§ **Dataset records**
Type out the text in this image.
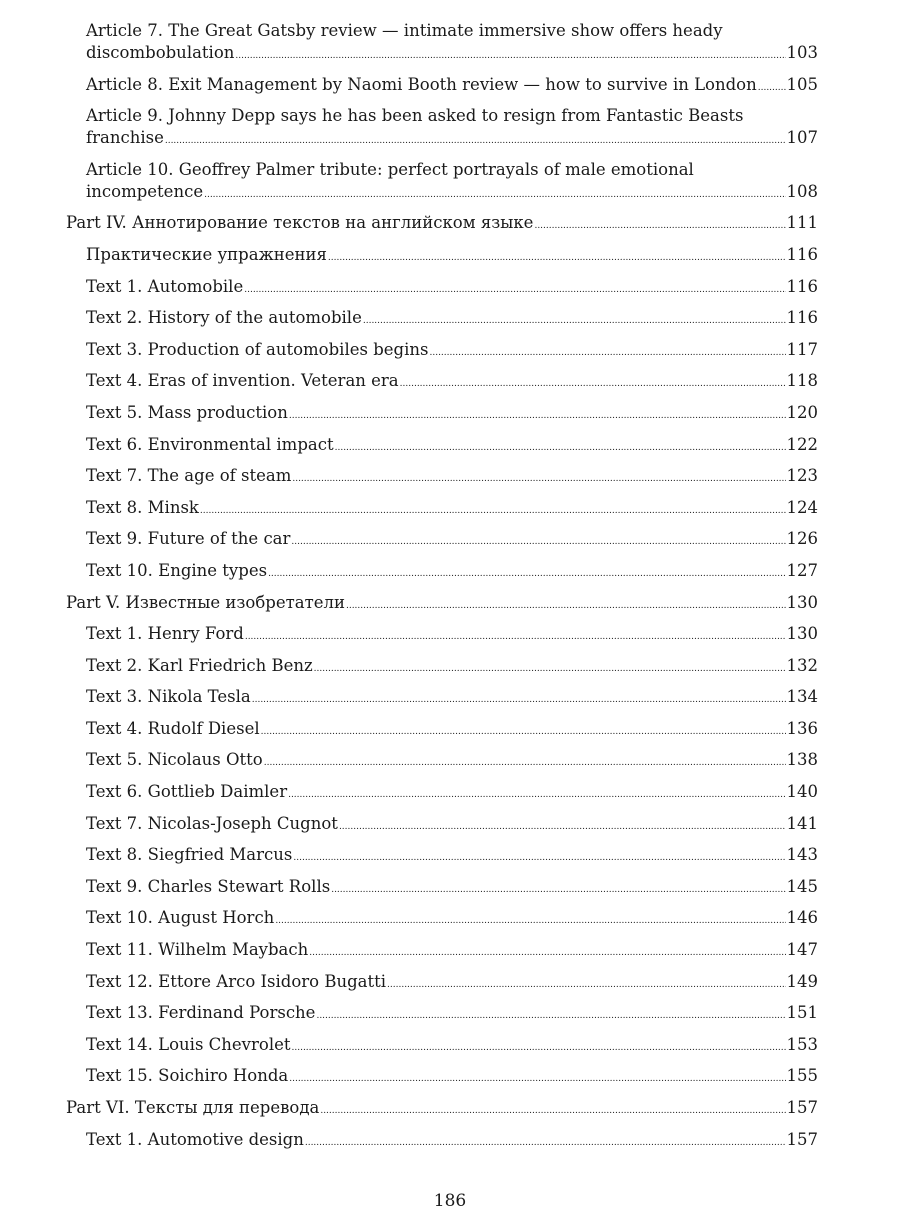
Article 7. The Great Gatsby review — intimate immersive show offers heady
discombobulation .....	103
Article 8. Exit Management by Naomi Booth review — how to survive in London ..... 105
Article 9. Johnny Depp says he has been asked to resign from Fantastic Beasts
franchise .....	107
Article 10. Geoffrey Palmer tribute: perfect portrayals of male emotional
incompetence .....	108
Part IV. Аннотирование текстов на английском языке .....	111
Практические упражнения .....	116
Text 1. Automobile .....	116
Text 2. History of the automobile .....	116
Text 3. Production of automobiles begins .....	117
Text 4. Eras of invention. Veteran era .....	118
Text 5. Mass production .....	120
Text 6. Environmental impact .....	122
Text 7. The age of steam .....	123
Text 8. Minsk .....	124
Text 9. Future of the car .....	126
Text 10. Engine types .....	127
Part V. Известные изобретатели .....	130
Text 1. Henry Ford .....	130
Text 2. Karl Friedrich Benz .....	132
Text 3. Nikola Tesla .....	134
Text 4. Rudolf Diesel .....	136
Text 5. Nicolaus Otto .....	138
Text 6. Gottlieb Daimler .....	140
Text 7. Nicolas-Joseph Cugnot .....	141
Text 8. Siegfried Marcus .....	143
Text 9. Charles Stewart Rolls .....	145
Text 10. August Horch .....	146
Text 11. Wilhelm Maybach .....	147
Text 12. Ettore Arco Isidoro Bugatti .....	149
Text 13. Ferdinand Porsche .....	151
Text 14. Louis Chevrolet .....	153
Text 15. Soichiro Honda .....	155
Part VI. Тексты для перевода .....	157
Text 1. Automotive design .....	157
186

§ **Work instructions**
Write out all the records again, exactly, minus any pictures.

§ **Problem solution**
Type out the text in this image.
Article 7. The Great Gatsby review — intimate immersive show offers heady
discombobulation .....	103
Article 8. Exit Management by Naomi Booth review — how to survive in London ..... 105
Article 9. Johnny Depp says he has been asked to resign from Fantastic Beasts
franchise .....	107
Article 10. Geoffrey Palmer tribute: perfect portrayals of male emotional
incompetence .....	108
Part IV. Аннотирование текстов на английском языке .....	111
Практические упражнения .....	116
Text 1. Automobile .....	116
Text 2. History of the automobile .....	116
Text 3. Production of automobiles begins .....	117
Text 4. Eras of invention. Veteran era .....	118
Text 5. Mass production .....	120
Text 6. Environmental impact .....	122
Text 7. The age of steam .....	123
Text 8. Minsk .....	124
Text 9. Future of the car .....	126
Text 10. Engine types .....	127
Part V. Известные изобретатели .....	130
Text 1. Henry Ford .....	130
Text 2. Karl Friedrich Benz .....	132
Text 3. Nikola Tesla .....	134
Text 4. Rudolf Diesel .....	136
Text 5. Nicolaus Otto .....	138
Text 6. Gottlieb Daimler .....	140
Text 7. Nicolas-Joseph Cugnot .....	141
Text 8. Siegfried Marcus .....	143
Text 9. Charles Stewart Rolls .....	145
Text 10. August Horch .....	146
Text 11. Wilhelm Maybach .....	147
Text 12. Ettore Arco Isidoro Bugatti .....	149
Text 13. Ferdinand Porsche .....	151
Text 14. Louis Chevrolet .....	153
Text 15. Soichiro Honda .....	155
Part VI. Тексты для перевода .....	157
Text 1. Automotive design .....	157
186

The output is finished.